→ **To do**
Count how many lines below include the string "SDTVAR", and give that number without anything else.

→ **Task material**
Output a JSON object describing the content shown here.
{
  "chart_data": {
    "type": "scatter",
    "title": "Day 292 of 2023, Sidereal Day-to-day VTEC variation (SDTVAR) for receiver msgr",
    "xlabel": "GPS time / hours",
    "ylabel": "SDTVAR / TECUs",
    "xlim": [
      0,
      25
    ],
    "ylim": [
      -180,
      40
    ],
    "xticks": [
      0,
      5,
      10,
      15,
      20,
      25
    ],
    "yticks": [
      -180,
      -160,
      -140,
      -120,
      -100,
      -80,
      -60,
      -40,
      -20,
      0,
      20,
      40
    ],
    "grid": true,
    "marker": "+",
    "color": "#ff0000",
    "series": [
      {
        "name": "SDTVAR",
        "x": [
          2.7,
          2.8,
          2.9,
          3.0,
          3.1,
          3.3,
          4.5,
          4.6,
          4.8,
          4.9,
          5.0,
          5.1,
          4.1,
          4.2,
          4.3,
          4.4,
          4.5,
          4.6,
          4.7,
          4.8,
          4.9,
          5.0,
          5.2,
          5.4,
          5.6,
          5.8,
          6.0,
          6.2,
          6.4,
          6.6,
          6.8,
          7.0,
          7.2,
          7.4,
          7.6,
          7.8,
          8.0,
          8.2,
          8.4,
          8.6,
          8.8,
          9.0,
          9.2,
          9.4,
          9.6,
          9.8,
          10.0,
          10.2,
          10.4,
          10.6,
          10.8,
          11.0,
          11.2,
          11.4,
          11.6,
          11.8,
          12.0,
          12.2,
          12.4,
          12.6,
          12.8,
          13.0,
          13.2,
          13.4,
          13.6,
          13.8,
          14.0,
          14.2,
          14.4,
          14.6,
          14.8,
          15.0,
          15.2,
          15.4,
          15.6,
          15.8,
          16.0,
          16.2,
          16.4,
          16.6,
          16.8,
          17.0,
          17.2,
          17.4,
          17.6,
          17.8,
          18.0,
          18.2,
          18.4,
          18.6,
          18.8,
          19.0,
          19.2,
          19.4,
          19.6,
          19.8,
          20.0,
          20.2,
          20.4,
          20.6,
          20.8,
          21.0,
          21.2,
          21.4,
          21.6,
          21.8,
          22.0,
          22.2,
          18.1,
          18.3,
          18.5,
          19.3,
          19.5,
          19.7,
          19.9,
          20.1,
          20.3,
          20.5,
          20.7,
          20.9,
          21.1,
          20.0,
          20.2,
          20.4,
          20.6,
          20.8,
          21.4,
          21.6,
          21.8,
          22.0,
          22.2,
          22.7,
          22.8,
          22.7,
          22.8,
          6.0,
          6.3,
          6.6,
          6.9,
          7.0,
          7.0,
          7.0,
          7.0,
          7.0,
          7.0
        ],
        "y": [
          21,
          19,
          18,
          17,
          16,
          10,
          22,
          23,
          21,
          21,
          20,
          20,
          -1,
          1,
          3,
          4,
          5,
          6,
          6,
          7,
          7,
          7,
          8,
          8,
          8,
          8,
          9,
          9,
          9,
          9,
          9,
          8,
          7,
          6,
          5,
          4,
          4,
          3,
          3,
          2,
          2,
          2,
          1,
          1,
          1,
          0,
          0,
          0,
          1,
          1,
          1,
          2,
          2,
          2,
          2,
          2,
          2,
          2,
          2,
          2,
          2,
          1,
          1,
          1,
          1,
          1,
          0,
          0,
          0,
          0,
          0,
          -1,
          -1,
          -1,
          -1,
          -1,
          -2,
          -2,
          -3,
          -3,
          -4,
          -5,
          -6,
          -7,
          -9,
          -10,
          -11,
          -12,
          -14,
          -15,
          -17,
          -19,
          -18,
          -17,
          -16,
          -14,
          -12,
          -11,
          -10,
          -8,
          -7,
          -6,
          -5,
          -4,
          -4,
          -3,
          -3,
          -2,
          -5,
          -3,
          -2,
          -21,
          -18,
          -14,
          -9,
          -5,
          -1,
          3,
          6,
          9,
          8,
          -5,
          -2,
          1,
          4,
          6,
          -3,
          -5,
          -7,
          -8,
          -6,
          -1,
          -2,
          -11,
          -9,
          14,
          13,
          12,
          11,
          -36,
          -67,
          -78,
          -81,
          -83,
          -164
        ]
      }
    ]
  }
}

→ **Final result**
3